→ **Records**
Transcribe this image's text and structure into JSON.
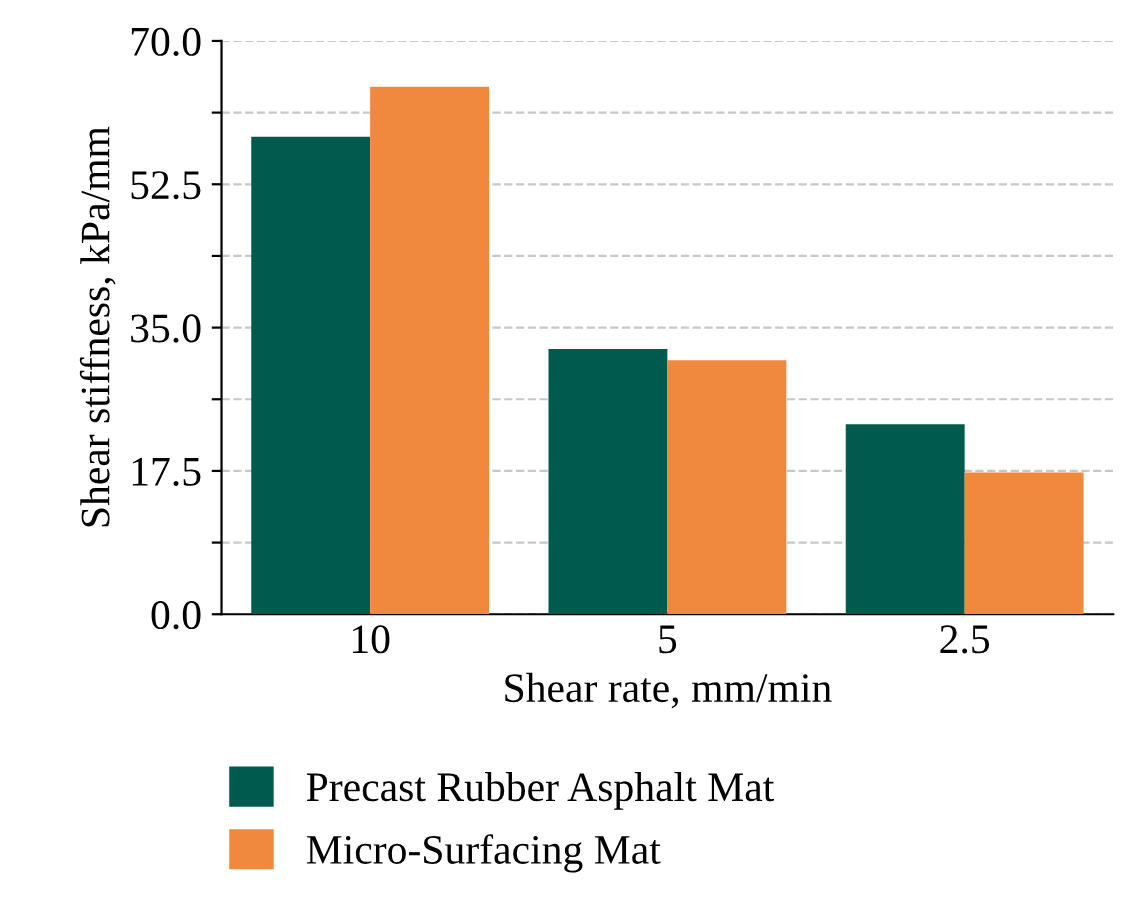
{
  "chart_data": {
    "type": "bar",
    "xlabel": "Shear rate, mm/min",
    "ylabel": "Shear stiffness, kPa/mm",
    "categories": [
      "10",
      "5",
      "2.5"
    ],
    "series": [
      {
        "name": "Precast Rubber Asphalt Mat",
        "color": "#005a4e",
        "values": [
          58.3,
          32.4,
          23.2
        ]
      },
      {
        "name": "Micro-Surfacing Mat",
        "color": "#f0883e",
        "values": [
          64.4,
          31.0,
          17.3
        ]
      }
    ],
    "ylim": [
      0,
      70
    ],
    "yticks": [
      {
        "value": 0,
        "label": "0.0"
      },
      {
        "value": 8.75,
        "label": null
      },
      17.5,
      {
        "value": 26.25,
        "label": null
      },
      {
        "value": 35,
        "label": "35.0"
      },
      {
        "value": 43.75,
        "label": null
      },
      52.5,
      {
        "value": 61.25,
        "label": null
      },
      {
        "value": 70,
        "label": "70.0"
      }
    ],
    "grid": "y",
    "legend": "bottom"
  }
}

→ **Required work**
Leave out the pictures and output the rest of the material exactly as written.

→ **Written response**
Transcribe this image's text and structure into JSON.
{
  "chart_data": {
    "type": "bar",
    "xlabel": "Shear rate, mm/min",
    "ylabel": "Shear stiffness, kPa/mm",
    "categories": [
      "10",
      "5",
      "2.5"
    ],
    "series": [
      {
        "name": "Precast Rubber Asphalt Mat",
        "color": "#005a4e",
        "values": [
          58.3,
          32.4,
          23.2
        ]
      },
      {
        "name": "Micro-Surfacing Mat",
        "color": "#f0883e",
        "values": [
          64.4,
          31.0,
          17.3
        ]
      }
    ],
    "ylim": [
      0,
      70
    ],
    "yticks": [
      {
        "value": 0,
        "label": "0.0"
      },
      {
        "value": 8.75,
        "label": null
      },
      17.5,
      {
        "value": 26.25,
        "label": null
      },
      {
        "value": 35,
        "label": "35.0"
      },
      {
        "value": 43.75,
        "label": null
      },
      52.5,
      {
        "value": 61.25,
        "label": null
      },
      {
        "value": 70,
        "label": "70.0"
      }
    ],
    "grid": "y",
    "legend": "bottom"
  }
}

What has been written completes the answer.